§ **DÉTAILS DU PROBLÈME**
Mettez à jour la partie du texte sur l'adhésion du Gabon au Commonwealth qui s'ouvre sur les mots contenant « C’est l’information majeure » et se ferme sur « la mal-gouvernance chronique ? », en remplaçant « organisation » par « institution ».

§ **PASSAGE FOURNI**
═══
En quoi l’allégeance à Elizabeth II rapproche-t-elle de la promesse républicaine ? La démocratie et le développement ne dépendent nullement de l’appartenance à une organisation de coopération. Nulle part, on n’a vu le Commonwealth déteindre positivement sur la pratique politique de ses membres. © Gabonreview

 

C’est l’information majeure du week-end écoulé : le 25 du mois courant à Kigali, le Gabon a rejoint le Commonwealth. Comme le Togo, le Rwanda ou le Mozambique, il devient l’un des rares pays sans liens historiques avec le Royaume-Uni à adhérer à cette organisation. Si c’est un succès diplomatique, on ne doit nullement en tirer une gloriole. En toute lucidité, il faut en rechercher la plus-value. En quoi l’adhésion à une entité basée sur l’«allégeance à la couronne britannique» constitue-t-elle une marque d’émancipation ? En quoi l’entrée dans une structure réputée pour sa bienveillance à l’égard des dictateurs doit-elle être vécue comme une opportunité ? N’est-ce pas plutôt une manière d’avaliser une «lecture colonialiste» du monde ? Ou de chercher des cautions supplémentaires à la mal-gouvernance chronique ?

Désir d’enrichissement personnel

Depuis 1960, le Gabon a toujours fait montre d’appétence pour le multilatéralisme. Au gré de ses intérêts ou de ceux de ses dirigeants, il a multiplié les partenariats. Tout à la fois membre du Groupe des vingt-quatre (G24), du Groupe des 77, de la Commission du Golfe de Guinée, de la Zone de paix et de coopération de l’Atlantique sud (ZPCAS), de l’Organisation de la conférence islamique ou du Mouvement des non-alignés, il siège dans de nombreuses instances. Théoriquement, il aurait dû le capitaliser pour asseoir des relatons plus dynamiques avec des entités comme le Fonds monétaire internationale, le Groupe des sept (G7), la Banque islamique de développement (Bid) ou des puissances comme le Canada, le Royaume-Uni, l’Inde, l’Afrique du Sud ou le Nigeria. A priori, il aurait pu en profiter pour s’inspirer des bonnes pratiques en vigueur dans des démocraties comme l’Allemagne ou le Costa Rica.
═══
Listes de localisation des éléments:
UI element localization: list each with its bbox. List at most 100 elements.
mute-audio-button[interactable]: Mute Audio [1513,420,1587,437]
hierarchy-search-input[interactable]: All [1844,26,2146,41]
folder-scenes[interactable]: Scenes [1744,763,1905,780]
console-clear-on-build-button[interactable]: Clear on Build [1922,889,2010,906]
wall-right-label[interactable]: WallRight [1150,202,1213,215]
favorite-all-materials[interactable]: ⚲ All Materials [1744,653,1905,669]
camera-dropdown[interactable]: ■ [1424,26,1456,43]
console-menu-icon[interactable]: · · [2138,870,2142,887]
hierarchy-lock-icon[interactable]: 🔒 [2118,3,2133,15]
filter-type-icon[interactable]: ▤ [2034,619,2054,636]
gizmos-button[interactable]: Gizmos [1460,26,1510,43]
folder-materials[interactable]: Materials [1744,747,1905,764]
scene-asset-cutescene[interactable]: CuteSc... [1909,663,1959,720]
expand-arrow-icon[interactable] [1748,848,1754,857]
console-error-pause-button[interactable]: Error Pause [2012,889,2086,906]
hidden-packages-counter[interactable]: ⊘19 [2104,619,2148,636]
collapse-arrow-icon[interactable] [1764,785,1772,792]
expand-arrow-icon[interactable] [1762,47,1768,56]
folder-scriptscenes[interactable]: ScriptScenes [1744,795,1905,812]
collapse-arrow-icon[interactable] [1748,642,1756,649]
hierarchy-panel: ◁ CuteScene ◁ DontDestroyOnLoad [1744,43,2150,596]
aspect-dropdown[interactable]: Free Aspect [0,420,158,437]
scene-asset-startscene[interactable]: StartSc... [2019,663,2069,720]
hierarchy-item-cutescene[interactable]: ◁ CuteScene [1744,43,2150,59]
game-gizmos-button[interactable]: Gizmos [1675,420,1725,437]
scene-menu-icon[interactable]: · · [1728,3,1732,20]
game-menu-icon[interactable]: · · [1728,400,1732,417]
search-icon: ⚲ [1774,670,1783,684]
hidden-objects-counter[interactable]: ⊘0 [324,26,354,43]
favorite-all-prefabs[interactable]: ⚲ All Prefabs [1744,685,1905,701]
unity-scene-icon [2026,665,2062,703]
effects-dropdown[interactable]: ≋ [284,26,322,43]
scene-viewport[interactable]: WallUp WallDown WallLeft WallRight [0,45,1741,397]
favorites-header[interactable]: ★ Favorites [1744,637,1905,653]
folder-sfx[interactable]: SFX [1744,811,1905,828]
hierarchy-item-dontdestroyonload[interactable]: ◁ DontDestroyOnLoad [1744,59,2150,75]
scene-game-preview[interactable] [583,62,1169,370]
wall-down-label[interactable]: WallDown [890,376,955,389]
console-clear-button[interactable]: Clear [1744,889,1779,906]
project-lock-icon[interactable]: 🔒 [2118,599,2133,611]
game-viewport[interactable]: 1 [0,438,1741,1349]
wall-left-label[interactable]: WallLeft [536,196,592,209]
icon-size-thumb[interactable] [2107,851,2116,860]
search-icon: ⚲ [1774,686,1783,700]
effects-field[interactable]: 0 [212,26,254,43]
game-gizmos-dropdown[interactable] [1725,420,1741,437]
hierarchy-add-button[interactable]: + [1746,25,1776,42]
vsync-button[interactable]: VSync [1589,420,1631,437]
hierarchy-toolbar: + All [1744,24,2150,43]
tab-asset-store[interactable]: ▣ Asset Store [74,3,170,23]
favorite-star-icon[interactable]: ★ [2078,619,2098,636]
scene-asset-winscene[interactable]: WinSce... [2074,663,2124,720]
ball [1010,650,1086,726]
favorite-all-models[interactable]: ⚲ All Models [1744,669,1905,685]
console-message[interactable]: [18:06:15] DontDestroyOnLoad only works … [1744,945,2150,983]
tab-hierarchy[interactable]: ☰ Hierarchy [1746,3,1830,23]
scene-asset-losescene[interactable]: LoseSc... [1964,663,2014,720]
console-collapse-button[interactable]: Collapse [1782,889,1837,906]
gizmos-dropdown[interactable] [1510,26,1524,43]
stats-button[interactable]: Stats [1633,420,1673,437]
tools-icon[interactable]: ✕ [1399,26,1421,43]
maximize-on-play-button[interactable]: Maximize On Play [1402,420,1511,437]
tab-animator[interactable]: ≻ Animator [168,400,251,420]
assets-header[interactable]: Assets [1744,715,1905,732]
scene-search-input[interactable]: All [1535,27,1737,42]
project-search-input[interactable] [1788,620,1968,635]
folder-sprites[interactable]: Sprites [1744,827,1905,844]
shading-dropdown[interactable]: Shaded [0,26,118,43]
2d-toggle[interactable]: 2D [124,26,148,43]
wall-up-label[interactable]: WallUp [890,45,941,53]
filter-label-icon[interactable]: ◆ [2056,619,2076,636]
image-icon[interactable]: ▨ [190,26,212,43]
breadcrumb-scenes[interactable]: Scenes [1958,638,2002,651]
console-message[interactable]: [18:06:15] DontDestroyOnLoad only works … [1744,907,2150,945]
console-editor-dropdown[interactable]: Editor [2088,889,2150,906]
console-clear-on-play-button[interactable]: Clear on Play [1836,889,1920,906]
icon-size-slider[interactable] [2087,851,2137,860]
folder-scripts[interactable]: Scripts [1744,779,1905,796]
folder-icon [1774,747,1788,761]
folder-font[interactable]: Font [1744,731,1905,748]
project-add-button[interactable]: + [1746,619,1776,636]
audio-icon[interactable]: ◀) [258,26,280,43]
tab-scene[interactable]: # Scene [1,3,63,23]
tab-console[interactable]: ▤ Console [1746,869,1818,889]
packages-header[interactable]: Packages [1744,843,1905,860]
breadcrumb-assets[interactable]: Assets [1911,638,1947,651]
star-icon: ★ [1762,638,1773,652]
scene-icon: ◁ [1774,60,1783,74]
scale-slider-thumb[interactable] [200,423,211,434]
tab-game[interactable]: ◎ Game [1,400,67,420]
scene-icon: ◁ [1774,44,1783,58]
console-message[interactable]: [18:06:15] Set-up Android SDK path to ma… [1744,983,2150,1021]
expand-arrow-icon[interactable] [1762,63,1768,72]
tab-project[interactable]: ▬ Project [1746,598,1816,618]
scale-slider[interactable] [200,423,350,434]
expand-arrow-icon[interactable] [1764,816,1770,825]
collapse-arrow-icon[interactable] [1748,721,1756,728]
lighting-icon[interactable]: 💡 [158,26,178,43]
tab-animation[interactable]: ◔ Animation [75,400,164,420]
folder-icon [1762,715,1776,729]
═══
§ **LA RÉPONSE**
C’est l’information majeure du week-end écoulé : le 25 du mois courant à Kigali, le Gabon a rejoint le Commonwealth. Comme le Togo, le Rwanda ou le Mozambique, il devient l’un des rares pays sans liens historiques avec le Royaume-Uni à adhérer à cette institution. Si c’est un succès diplomatique, on ne doit nullement en tirer une gloriole. En toute lucidité, il faut en rechercher la plus-value. En quoi l’adhésion à une entité basée sur l’«allégeance à la couronne britannique» constitue-t-elle une marque d’émancipation ? En quoi l’entrée dans une structure réputée pour sa bienveillance à l’égard des dictateurs doit-elle être vécue comme une opportunité ? N’est-ce pas plutôt une manière d’avaliser une «lecture colonialiste» du monde ? Ou de chercher des cautions supplémentaires à la mal-gouvernance chronique ?